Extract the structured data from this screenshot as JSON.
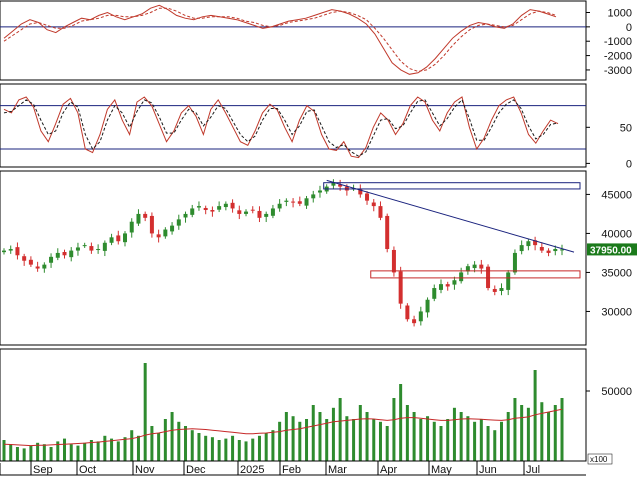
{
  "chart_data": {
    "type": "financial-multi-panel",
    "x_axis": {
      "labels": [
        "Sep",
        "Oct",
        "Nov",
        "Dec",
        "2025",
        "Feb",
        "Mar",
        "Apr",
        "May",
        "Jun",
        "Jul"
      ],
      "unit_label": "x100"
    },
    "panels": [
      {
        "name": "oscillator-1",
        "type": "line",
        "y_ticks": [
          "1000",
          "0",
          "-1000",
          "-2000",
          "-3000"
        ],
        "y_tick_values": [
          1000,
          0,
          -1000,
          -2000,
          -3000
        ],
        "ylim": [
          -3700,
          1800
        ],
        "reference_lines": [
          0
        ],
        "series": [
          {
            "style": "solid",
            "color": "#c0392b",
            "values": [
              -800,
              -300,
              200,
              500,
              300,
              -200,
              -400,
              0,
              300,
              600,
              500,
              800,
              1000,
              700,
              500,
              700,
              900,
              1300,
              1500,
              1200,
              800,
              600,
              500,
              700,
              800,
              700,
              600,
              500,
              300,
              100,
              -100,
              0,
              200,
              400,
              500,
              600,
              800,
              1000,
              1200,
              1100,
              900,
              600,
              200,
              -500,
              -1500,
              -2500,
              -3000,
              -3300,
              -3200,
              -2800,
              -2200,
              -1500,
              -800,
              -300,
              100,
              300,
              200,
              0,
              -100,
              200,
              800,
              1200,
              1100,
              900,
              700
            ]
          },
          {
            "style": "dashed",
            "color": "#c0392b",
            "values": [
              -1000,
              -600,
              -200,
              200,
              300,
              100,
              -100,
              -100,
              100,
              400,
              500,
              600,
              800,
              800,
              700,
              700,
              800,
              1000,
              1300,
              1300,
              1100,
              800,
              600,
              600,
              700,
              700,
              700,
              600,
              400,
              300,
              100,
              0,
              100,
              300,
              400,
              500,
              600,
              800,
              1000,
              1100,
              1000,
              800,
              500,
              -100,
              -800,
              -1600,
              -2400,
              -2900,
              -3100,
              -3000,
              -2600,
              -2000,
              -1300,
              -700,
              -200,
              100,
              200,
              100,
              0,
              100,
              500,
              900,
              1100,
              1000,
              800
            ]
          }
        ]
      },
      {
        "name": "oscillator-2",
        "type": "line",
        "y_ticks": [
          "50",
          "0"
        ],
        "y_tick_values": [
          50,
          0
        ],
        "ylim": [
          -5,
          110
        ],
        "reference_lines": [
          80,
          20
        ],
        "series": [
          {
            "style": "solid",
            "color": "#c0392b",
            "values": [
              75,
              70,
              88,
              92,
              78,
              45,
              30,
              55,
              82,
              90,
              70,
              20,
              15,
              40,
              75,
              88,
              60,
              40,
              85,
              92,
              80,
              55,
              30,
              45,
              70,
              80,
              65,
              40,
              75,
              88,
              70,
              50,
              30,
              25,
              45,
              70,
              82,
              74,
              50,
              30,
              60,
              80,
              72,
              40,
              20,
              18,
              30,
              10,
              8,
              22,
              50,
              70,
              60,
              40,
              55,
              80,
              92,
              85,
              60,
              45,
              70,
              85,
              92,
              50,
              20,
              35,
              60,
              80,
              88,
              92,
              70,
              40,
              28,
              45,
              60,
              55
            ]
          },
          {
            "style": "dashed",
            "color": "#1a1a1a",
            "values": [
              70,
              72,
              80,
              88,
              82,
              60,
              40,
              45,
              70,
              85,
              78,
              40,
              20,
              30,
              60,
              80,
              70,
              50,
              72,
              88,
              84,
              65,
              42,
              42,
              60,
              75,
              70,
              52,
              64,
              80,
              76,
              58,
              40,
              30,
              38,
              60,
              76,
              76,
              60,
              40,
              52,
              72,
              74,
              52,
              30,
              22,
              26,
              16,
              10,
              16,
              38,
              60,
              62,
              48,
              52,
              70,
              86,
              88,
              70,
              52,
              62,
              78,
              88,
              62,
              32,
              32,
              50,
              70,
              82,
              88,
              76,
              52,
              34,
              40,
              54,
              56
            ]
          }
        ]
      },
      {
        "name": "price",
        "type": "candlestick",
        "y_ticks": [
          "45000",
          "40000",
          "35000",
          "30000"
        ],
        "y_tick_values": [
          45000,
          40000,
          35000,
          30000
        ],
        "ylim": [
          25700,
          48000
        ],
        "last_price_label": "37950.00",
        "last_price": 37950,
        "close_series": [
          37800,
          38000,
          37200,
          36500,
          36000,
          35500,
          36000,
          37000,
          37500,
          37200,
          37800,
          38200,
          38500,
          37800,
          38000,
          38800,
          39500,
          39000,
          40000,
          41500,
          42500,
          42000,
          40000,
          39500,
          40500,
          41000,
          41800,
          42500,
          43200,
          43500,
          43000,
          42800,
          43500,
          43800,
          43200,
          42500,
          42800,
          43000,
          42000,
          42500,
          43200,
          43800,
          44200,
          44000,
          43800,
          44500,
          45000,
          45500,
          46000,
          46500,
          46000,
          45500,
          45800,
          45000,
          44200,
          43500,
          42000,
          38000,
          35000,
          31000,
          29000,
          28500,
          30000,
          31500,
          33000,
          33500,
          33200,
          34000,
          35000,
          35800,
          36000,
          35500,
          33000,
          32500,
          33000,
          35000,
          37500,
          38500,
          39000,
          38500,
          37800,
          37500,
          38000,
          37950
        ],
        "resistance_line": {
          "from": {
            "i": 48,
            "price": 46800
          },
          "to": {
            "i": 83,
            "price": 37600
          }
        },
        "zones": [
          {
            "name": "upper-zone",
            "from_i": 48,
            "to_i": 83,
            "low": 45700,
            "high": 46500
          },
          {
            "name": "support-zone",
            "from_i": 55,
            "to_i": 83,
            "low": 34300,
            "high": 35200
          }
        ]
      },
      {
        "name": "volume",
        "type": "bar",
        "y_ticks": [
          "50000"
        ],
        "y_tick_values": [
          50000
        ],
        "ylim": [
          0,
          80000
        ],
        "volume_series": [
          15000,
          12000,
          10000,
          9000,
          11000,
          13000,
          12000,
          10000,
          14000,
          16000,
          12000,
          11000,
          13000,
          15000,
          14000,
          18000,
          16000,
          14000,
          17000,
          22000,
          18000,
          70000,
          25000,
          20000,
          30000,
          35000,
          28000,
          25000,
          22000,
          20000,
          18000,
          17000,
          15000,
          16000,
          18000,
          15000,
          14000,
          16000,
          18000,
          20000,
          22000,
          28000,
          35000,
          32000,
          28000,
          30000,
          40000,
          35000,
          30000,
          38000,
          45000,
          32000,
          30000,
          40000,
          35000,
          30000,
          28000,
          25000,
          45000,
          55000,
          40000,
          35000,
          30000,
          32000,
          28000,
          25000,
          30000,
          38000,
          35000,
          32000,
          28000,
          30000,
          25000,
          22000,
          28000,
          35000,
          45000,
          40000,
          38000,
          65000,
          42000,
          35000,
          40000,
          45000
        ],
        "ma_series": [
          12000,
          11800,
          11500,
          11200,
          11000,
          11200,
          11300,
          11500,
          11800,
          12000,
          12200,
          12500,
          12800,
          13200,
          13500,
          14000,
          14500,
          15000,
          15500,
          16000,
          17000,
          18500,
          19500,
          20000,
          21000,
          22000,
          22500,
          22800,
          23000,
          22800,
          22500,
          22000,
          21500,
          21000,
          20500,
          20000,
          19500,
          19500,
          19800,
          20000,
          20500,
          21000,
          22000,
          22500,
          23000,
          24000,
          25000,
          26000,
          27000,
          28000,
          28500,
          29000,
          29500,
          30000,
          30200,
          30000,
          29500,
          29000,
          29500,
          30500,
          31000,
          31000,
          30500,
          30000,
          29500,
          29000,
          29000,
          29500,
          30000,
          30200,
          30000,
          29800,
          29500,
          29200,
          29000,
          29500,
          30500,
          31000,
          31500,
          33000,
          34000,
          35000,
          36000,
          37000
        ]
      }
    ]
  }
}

######

§ **WHAT IS NEEDED**: Determine how many lines in the records contain "name", and reply with the number only.

§ **RESULT FOR THIS TASK**: 6